DIRECTIVE »
Reproduce without alteration the stretch of lines from the line containing "- node dot bus-left: [8, 87, 10, 89]" through the line containing "- label text smudge: [28, 64, 39, 66]", inclusive.
## BEGIN RECORDS SHOWN
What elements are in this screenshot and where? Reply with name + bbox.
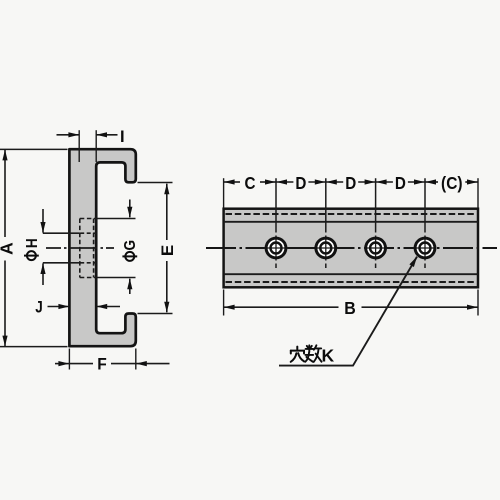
- hole 4: [414, 237, 437, 260]
- dimension J: [48, 306, 121, 308]
- leader for hole count: [279, 257, 417, 366]
- svg-text:D: D: [295, 173, 306, 193]
- dimension C2: [425, 181, 477, 183]
- hole centerline vertical 4: [424, 178, 426, 268]
- extension lines for I: [79, 130, 96, 162]
- hole 3: [364, 237, 387, 260]
- svg-text:F: F: [97, 355, 107, 374]
- label hole-count kanji ana: [291, 347, 305, 362]
- dimension D2: [326, 181, 375, 183]
- hole centerline vertical 1: [275, 178, 277, 268]
- rail centerline: [206, 247, 497, 249]
- hole H hidden lines: [43, 233, 96, 263]
- hole centerline vertical 3: [375, 178, 377, 268]
- hole 2: [314, 237, 337, 260]
- dimension I: [57, 134, 118, 136]
- extension line A bottom: [0, 346, 68, 348]
- dimension D1: [276, 181, 325, 183]
- dimension C: [224, 181, 276, 183]
- svg-text:J: J: [35, 299, 43, 317]
- extension line B right: [477, 290, 479, 316]
- counterbore hidden outline (dashed rect): [80, 219, 96, 278]
- svg-text:(C): (C): [441, 173, 463, 193]
- rail inner edge top: [224, 221, 478, 223]
- dimension F: [55, 363, 170, 365]
- hole 1: [265, 237, 288, 260]
- dimension E: [166, 184, 168, 313]
- label hole-count kanji kazu: [305, 345, 321, 362]
- channel body (side view): [69, 149, 135, 346]
- extension line A top: [0, 148, 68, 150]
- svg-text:A: A: [0, 242, 16, 255]
- svg-text:K: K: [322, 346, 335, 366]
- svg-text:G: G: [122, 240, 139, 251]
- hole centerline vertical 2: [325, 178, 327, 268]
- svg-text:D: D: [395, 173, 406, 193]
- dimension D3: [376, 181, 425, 183]
- rail inner edge bottom: [224, 273, 478, 275]
- svg-text:D: D: [345, 173, 356, 193]
- dimension phiG: [129, 200, 131, 295]
- centerline (side view): [46, 247, 114, 249]
- rail hidden edge bottom: [226, 281, 477, 283]
- svg-text:E: E: [158, 245, 177, 256]
- dimension B: [224, 306, 478, 308]
- svg-text:C: C: [245, 173, 256, 193]
- svg-text:B: B: [344, 298, 356, 318]
- extension lines for phiG: [96, 219, 135, 278]
- svg-text:I: I: [120, 128, 125, 146]
- rail body (front view): [224, 209, 478, 288]
- rail hidden edge top: [226, 213, 477, 215]
- extension lines for F: [69, 349, 135, 370]
- extension line B left: [223, 290, 225, 316]
- dimension phiH: [42, 209, 44, 285]
- dimension A: [4, 150, 6, 346]
- svg-text:H: H: [24, 238, 41, 248]
- extension lines for E: [138, 183, 173, 314]
- extension line rail right edge: [477, 178, 479, 207]
- extension line rail left edge: [223, 178, 225, 207]
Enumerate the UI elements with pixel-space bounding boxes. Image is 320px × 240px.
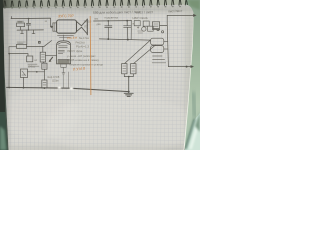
- node dot bus-left: [8, 87, 10, 89]
- node dot rail1-a: [107, 20, 109, 22]
- resistor R5: [122, 64, 127, 74]
- wire rail-3: [99, 39, 150, 40]
- svg-text:599 для небольших лист / лист: 599 для небольших лист / лист: [93, 10, 141, 15]
- label text smudge: [28, 64, 39, 66]
- wire top-left vertical stub: [11, 17, 13, 19]
- svg-text:березн горизонт статор: березн горизонт статор: [70, 63, 104, 67]
- wire B2 down: [43, 69, 45, 72]
- label ~230 250V: [152, 56, 166, 63]
- node dot bus-meet: [128, 91, 130, 93]
- spiral coil holes: [4, 6, 181, 9]
- component B2 box: [42, 63, 47, 69]
- svg-text:стз 4-п: стз 4-п: [67, 36, 78, 41]
- CRT V1 funnel: [77, 20, 88, 34]
- node dot feed: [186, 66, 188, 68]
- wire into tube left: [45, 54, 56, 56]
- wire rail y53.5: [9, 53, 28, 55]
- wire cluster link: [153, 28, 156, 30]
- marks K2: [22, 71, 26, 76]
- wire fuses to vertical: [164, 42, 168, 49]
- value marks R3: [42, 55, 45, 60]
- resistor R2: [17, 44, 27, 48]
- capacitor C1: [26, 19, 30, 30]
- orange pencil: [58, 14, 91, 95]
- svg-text:подсветка: подсветка: [105, 16, 119, 20]
- transformer T1 circle: [142, 27, 146, 31]
- capacitor C2: [105, 21, 112, 39]
- svg-text:ол: ол: [34, 59, 37, 62]
- node dot rail3-a: [107, 38, 109, 40]
- spiral coils: [4, 0, 181, 7]
- tube V2 heater marks: [58, 46, 67, 54]
- wire K2 to bus: [23, 78, 25, 88]
- svg-text:лист/лист: лист/лист: [168, 9, 183, 14]
- CRT V1 body: [57, 20, 77, 33]
- value label R1: [17, 20, 24, 23]
- svg-text:ЛЕСУ фра.: ЛЕСУ фра.: [67, 49, 83, 53]
- wire tube top to CRT: [62, 35, 64, 40]
- background table / cover: [0, 0, 200, 13]
- component X2 box: [148, 26, 154, 31]
- wire long left drop to bus: [8, 54, 10, 88]
- resistor R6: [131, 64, 136, 74]
- value marks R4: [43, 82, 46, 85]
- wire rail-1 right section: [94, 20, 132, 22]
- CRT V1 socket: [53, 23, 57, 31]
- extra coil: [185, 0, 187, 5]
- svg-text:ЛУ: ЛУ: [84, 25, 88, 29]
- wire R2 left stub: [9, 47, 17, 54]
- label +НВУ: [137, 27, 143, 34]
- wire right vertical main: [167, 22, 168, 66]
- wire top rail left: [11, 17, 51, 19]
- component K2 box: [21, 69, 28, 78]
- wire bottom-right feed: [168, 66, 191, 68]
- terminal circles: [157, 29, 159, 31]
- svg-text:Общ: Общ: [28, 64, 35, 68]
- value marks R5: [123, 66, 126, 71]
- notebook page: [3, 5, 193, 150]
- wire drop x68: [67, 72, 69, 88]
- ground bus wire: [7, 87, 129, 91]
- tube V2 pin stem: [61, 64, 66, 74]
- node dot rail1-b: [126, 20, 128, 22]
- fuse F2: [151, 46, 164, 53]
- node junction on top rail: [28, 18, 30, 20]
- node dot join: [128, 76, 130, 78]
- wire diagonal pair to R5/R6: [125, 40, 156, 63]
- white highlight blobs on bus: [58, 87, 61, 89]
- wire diagonal up to CRT: [44, 41, 51, 47]
- value marks R6: [132, 66, 135, 71]
- wire drop from feed: [166, 15, 168, 22]
- orange margin line: [89, 16, 92, 95]
- wire X3 to vertical: [160, 25, 168, 27]
- wire tube bottom to bus: [63, 75, 65, 88]
- wire stub R1 bottom: [20, 27, 22, 30]
- svg-text:лир: лир: [94, 18, 99, 21]
- wire down to ground: [128, 77, 130, 93]
- node dot bus-K2: [23, 87, 25, 89]
- svg-text:лист / лист: лист / лист: [136, 10, 154, 14]
- ground: [124, 93, 133, 96]
- marks B2: [43, 65, 46, 67]
- tube V2 base hatch: [58, 60, 70, 64]
- wire drop x22: [21, 30, 24, 34]
- capacitor C3: [124, 21, 131, 40]
- node dot bus-R4: [44, 87, 46, 89]
- wire R2 right to diagonal: [27, 45, 45, 47]
- node dot rail3-b: [127, 39, 129, 41]
- value label R2: [17, 42, 26, 43]
- wire rail y30: [17, 29, 44, 31]
- wire rail71 down to R4: [43, 72, 45, 80]
- wire rail y71.8: [28, 71, 45, 73]
- resistor R1: [17, 23, 25, 27]
- fuse F1: [151, 38, 164, 45]
- component K1 small box: [27, 56, 33, 62]
- node dot C1-rail: [28, 29, 30, 31]
- svg-text:НБР СЕНЬ: НБР СЕНЬ: [133, 16, 148, 20]
- component cluster X1 boxes: [134, 21, 140, 26]
- page shading: [0, 5, 200, 12]
- tube V2 envelope: [57, 41, 71, 64]
- wire top-right feed: [167, 14, 193, 16]
- arrow mark wiper: [50, 57, 53, 61]
- resistor R4: [42, 80, 47, 88]
- wire R3 top: [42, 46, 44, 52]
- svg-text:4sф 0,5/8: 4sф 0,5/8: [47, 75, 60, 79]
- marks X3: [154, 24, 158, 26]
- page edge highlight: [184, 14, 193, 150]
- svg-text:Р(с4)=1,3: Р(с4)=1,3: [76, 45, 89, 49]
- wire drop x33.5: [32, 30, 35, 34]
- wire stub K1 top: [27, 54, 29, 56]
- CRT V1 screen: [86, 19, 88, 35]
- wire down to CRT input: [50, 18, 52, 27]
- svg-text:(15)м: (15)м: [52, 79, 59, 83]
- node dot A: [8, 53, 10, 55]
- wire join under R5 R6: [124, 74, 133, 77]
- svg-text:ЗУГС 70?: ЗУГС 70?: [58, 14, 74, 18]
- svg-text:у-лезв -АЛ (аппарат: у-лезв -АЛ (аппарат: [67, 54, 96, 58]
- resistor R3: [40, 52, 45, 62]
- label under CRT: [58, 35, 74, 37]
- node small part: [39, 41, 41, 43]
- node dot rail71: [36, 71, 38, 73]
- component X3 box: [152, 22, 159, 30]
- wire arrow into CRT socket: [51, 26, 52, 28]
- wire right vertical x131.5: [130, 21, 132, 40]
- wire drop to R2: [26, 30, 28, 45]
- wire R3 bottom: [42, 62, 44, 63]
- handwritten text smudges (dark): [28, 9, 183, 83]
## END RECORDS SHOWN
THE SOLUTION »
- node dot bus-left: [8, 87, 10, 89]
- node dot rail1-a: [107, 20, 109, 22]
- resistor R5: [122, 64, 127, 74]
- wire rail-3: [99, 39, 150, 40]
- svg-text:599 для небольших лист / лист: 599 для небольших лист / лист: [93, 10, 141, 15]
- label text smudge: [28, 64, 39, 66]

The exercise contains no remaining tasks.